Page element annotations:
◆ ◆ ◆ ◆ ◆ ◆ ◆
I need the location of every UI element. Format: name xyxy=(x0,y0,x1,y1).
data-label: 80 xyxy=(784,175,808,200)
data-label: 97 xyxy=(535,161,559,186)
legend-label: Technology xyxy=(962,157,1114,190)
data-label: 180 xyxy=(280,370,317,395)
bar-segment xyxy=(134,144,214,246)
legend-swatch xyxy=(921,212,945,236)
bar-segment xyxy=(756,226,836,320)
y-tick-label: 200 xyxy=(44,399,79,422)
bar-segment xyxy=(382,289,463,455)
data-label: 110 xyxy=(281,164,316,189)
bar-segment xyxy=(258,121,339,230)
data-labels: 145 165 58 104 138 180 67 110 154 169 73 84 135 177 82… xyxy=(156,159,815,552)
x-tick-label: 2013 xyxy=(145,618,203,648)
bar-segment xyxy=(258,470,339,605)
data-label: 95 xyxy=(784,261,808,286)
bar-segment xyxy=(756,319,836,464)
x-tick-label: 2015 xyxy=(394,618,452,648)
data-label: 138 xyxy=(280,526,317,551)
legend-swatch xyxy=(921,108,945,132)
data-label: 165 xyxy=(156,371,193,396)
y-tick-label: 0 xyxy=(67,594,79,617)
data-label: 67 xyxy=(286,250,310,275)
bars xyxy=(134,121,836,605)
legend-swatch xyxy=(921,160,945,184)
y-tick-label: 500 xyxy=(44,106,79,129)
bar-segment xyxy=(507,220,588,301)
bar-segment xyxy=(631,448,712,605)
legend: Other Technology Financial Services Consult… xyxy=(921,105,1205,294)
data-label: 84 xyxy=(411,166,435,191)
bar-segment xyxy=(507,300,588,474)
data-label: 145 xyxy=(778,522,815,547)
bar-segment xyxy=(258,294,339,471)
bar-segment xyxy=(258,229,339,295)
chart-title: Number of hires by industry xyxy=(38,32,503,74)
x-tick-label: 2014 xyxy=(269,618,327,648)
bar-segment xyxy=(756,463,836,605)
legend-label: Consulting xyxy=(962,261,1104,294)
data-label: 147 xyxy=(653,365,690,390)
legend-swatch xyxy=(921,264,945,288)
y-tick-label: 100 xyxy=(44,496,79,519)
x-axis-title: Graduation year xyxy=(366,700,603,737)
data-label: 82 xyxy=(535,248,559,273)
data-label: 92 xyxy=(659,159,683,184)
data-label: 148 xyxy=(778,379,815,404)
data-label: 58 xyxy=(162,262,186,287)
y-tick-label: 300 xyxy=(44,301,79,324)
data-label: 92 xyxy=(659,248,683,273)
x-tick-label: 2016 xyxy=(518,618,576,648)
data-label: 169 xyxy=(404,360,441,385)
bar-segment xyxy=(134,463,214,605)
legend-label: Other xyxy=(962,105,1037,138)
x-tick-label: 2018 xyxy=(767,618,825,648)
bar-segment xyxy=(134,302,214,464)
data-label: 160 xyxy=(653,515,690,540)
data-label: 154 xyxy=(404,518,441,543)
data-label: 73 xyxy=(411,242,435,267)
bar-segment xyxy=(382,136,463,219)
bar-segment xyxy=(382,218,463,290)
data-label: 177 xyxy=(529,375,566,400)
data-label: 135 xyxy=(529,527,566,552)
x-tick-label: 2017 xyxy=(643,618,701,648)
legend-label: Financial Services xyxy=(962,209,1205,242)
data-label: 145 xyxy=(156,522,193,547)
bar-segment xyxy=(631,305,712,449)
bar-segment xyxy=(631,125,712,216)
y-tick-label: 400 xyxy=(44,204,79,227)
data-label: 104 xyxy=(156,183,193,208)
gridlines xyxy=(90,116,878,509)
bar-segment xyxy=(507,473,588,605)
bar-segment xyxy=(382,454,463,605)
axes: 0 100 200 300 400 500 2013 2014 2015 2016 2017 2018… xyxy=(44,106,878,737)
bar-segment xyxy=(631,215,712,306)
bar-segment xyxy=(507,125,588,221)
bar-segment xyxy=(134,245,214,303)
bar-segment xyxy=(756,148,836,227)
◆ ◆ ◆ ◆ ◆ ◆ ◆
Change "Financial Services" to "Banking" throughout the lines above, and give all the lines again with nothing else altered.

THE SOLUTION:
I need the location of every UI element. Format: name xyxy=(x0,y0,x1,y1).
data-label: 80 xyxy=(784,175,808,200)
data-label: 97 xyxy=(535,161,559,186)
legend-label: Technology xyxy=(962,157,1114,190)
data-label: 180 xyxy=(280,370,317,395)
bar-segment xyxy=(134,144,214,246)
legend-swatch xyxy=(921,212,945,236)
bar-segment xyxy=(756,226,836,320)
y-tick-label: 200 xyxy=(44,399,79,422)
bar-segment xyxy=(382,289,463,455)
data-label: 110 xyxy=(281,164,316,189)
bar-segment xyxy=(258,121,339,230)
data-labels: 145 165 58 104 138 180 67 110 154 169 73 84 135 177 82… xyxy=(156,159,815,552)
x-tick-label: 2013 xyxy=(145,618,203,648)
bar-segment xyxy=(258,470,339,605)
data-label: 95 xyxy=(784,261,808,286)
bar-segment xyxy=(756,319,836,464)
x-tick-label: 2015 xyxy=(394,618,452,648)
data-label: 138 xyxy=(280,526,317,551)
legend-swatch xyxy=(921,108,945,132)
data-label: 165 xyxy=(156,371,193,396)
y-tick-label: 0 xyxy=(67,594,79,617)
data-label: 67 xyxy=(286,250,310,275)
bars xyxy=(134,121,836,605)
legend-swatch xyxy=(921,160,945,184)
y-tick-label: 500 xyxy=(44,106,79,129)
bar-segment xyxy=(507,220,588,301)
bar-segment xyxy=(631,448,712,605)
legend: Other Technology Banking Consult… xyxy=(921,105,1205,294)
data-label: 84 xyxy=(411,166,435,191)
bar-segment xyxy=(507,300,588,474)
data-label: 145 xyxy=(778,522,815,547)
bar-segment xyxy=(258,294,339,471)
bar-segment xyxy=(258,229,339,295)
chart-title: Number of hires by industry xyxy=(38,32,503,74)
x-tick-label: 2014 xyxy=(269,618,327,648)
bar-segment xyxy=(756,463,836,605)
legend-label: Consulting xyxy=(962,261,1104,294)
data-label: 147 xyxy=(653,365,690,390)
legend-swatch xyxy=(921,264,945,288)
y-tick-label: 100 xyxy=(44,496,79,519)
x-axis-title: Graduation year xyxy=(366,700,603,737)
data-label: 82 xyxy=(535,248,559,273)
data-label: 92 xyxy=(659,159,683,184)
data-label: 148 xyxy=(778,379,815,404)
data-label: 58 xyxy=(162,262,186,287)
y-tick-label: 300 xyxy=(44,301,79,324)
data-label: 92 xyxy=(659,248,683,273)
x-tick-label: 2016 xyxy=(518,618,576,648)
data-label: 169 xyxy=(404,360,441,385)
bar-segment xyxy=(134,463,214,605)
legend-label: Other xyxy=(962,105,1037,138)
x-tick-label: 2018 xyxy=(767,618,825,648)
bar-segment xyxy=(134,302,214,464)
data-label: 160 xyxy=(653,515,690,540)
data-label: 154 xyxy=(404,518,441,543)
data-label: 73 xyxy=(411,242,435,267)
bar-segment xyxy=(382,136,463,219)
bar-segment xyxy=(382,218,463,290)
data-label: 177 xyxy=(529,375,566,400)
data-label: 135 xyxy=(529,527,566,552)
x-tick-label: 2017 xyxy=(643,618,701,648)
legend-label: Banking xyxy=(962,209,1205,242)
data-label: 145 xyxy=(156,522,193,547)
bar-segment xyxy=(631,305,712,449)
bar-segment xyxy=(631,125,712,216)
y-tick-label: 400 xyxy=(44,204,79,227)
data-label: 104 xyxy=(156,183,193,208)
gridlines xyxy=(90,116,878,509)
bar-segment xyxy=(507,473,588,605)
bar-segment xyxy=(382,454,463,605)
axes: 0 100 200 300 400 500 2013 2014 2015 2016 2017 2018… xyxy=(44,106,878,737)
bar-segment xyxy=(631,215,712,306)
bar-segment xyxy=(507,125,588,221)
bar-segment xyxy=(134,245,214,303)
bar-segment xyxy=(756,148,836,227)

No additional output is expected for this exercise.